Wherever a line holds the string "direction", copy that line.
[Begin Material]
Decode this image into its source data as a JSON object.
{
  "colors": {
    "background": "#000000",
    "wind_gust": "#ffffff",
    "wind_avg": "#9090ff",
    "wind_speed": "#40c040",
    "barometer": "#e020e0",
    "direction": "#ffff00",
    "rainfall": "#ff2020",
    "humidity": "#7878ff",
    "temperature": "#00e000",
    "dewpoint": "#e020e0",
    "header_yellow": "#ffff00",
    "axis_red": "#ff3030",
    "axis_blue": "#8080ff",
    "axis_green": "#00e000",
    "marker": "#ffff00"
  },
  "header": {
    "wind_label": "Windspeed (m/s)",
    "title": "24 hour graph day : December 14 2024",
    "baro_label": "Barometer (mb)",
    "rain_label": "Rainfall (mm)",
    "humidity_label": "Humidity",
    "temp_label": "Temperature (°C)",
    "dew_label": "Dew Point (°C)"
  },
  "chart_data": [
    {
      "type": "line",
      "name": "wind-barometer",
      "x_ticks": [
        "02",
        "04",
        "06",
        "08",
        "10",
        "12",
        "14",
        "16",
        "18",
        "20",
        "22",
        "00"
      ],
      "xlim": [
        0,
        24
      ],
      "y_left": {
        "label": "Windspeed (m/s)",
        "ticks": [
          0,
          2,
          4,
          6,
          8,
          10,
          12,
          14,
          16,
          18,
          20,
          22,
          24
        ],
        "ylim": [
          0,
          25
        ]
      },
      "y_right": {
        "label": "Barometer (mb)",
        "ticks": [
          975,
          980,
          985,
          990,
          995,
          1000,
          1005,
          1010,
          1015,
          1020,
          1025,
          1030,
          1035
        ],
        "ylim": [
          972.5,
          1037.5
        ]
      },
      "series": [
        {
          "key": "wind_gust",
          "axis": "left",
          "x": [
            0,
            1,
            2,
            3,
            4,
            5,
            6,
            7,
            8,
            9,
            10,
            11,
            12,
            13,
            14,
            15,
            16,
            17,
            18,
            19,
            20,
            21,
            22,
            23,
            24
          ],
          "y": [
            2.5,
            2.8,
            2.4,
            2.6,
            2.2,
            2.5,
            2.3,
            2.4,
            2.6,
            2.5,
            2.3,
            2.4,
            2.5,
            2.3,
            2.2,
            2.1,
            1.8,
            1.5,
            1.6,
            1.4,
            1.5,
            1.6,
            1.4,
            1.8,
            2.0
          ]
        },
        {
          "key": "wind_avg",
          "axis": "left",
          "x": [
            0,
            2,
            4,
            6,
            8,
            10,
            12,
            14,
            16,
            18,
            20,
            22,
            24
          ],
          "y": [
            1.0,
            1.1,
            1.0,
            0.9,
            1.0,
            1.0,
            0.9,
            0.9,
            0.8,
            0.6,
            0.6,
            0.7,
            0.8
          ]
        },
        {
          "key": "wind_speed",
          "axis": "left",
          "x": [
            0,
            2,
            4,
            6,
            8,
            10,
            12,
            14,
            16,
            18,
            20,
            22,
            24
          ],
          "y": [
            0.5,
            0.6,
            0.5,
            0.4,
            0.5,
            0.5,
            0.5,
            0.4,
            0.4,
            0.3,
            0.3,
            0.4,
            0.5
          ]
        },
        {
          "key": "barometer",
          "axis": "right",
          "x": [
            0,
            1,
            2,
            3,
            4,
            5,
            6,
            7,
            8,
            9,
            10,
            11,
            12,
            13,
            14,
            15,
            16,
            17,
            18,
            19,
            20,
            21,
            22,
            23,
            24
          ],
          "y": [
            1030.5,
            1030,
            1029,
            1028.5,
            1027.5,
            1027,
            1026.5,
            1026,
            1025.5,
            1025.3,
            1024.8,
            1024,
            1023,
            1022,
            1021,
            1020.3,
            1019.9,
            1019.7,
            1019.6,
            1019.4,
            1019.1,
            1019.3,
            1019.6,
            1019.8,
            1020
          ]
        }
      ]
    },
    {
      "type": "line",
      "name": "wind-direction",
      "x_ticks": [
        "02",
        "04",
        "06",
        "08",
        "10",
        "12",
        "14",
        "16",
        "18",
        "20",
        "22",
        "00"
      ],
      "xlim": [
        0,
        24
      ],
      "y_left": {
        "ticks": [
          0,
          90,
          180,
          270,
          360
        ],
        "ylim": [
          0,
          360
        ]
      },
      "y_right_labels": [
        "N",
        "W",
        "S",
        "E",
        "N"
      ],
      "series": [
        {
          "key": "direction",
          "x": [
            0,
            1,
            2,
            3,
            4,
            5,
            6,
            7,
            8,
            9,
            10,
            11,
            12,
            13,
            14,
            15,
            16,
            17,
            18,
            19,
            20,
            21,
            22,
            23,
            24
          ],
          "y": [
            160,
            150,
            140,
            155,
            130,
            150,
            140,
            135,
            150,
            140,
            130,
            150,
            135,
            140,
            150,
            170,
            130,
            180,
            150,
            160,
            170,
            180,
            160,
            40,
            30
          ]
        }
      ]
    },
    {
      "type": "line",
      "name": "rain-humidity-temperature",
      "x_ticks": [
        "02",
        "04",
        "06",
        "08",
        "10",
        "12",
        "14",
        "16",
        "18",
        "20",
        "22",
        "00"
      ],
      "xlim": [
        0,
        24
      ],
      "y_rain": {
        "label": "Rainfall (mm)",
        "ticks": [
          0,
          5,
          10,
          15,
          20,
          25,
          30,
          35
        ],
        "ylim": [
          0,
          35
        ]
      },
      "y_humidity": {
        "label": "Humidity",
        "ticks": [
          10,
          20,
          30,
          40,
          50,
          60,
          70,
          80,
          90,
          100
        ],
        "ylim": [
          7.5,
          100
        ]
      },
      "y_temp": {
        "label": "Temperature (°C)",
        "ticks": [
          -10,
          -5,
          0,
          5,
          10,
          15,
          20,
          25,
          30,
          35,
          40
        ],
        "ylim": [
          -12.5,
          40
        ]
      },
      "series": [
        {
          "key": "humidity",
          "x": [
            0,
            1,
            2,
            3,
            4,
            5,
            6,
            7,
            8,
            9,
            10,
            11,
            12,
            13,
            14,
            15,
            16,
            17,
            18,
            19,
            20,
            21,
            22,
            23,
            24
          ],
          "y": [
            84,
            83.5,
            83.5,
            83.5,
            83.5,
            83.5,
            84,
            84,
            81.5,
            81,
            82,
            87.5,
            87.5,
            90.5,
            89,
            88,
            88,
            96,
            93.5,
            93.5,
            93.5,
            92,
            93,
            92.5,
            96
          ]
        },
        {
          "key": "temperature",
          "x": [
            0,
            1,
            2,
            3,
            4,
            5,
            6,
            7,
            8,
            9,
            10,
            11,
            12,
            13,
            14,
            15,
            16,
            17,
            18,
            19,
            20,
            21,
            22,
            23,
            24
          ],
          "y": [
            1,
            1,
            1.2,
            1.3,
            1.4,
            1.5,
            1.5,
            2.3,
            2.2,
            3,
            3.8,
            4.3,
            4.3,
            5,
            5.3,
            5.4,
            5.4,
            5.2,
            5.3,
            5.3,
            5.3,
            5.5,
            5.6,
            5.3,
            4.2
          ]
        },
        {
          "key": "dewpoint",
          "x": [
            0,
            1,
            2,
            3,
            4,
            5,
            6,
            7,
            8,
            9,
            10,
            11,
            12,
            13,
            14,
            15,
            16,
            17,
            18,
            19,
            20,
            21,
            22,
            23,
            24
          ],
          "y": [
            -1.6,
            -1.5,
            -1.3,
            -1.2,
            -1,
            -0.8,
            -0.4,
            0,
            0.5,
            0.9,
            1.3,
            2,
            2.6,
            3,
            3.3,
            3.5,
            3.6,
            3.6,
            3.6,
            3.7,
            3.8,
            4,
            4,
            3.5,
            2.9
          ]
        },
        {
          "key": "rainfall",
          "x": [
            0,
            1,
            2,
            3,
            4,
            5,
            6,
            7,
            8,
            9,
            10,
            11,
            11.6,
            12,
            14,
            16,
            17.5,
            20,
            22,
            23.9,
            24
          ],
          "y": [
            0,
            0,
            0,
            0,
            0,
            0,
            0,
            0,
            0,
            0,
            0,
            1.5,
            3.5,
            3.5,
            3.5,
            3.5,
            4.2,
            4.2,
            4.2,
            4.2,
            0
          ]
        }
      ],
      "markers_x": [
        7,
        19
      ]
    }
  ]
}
[End Material]
**Output for this exercise**
    "direction": "#ffff00",
      "name": "wind-direction",
          "key": "direction",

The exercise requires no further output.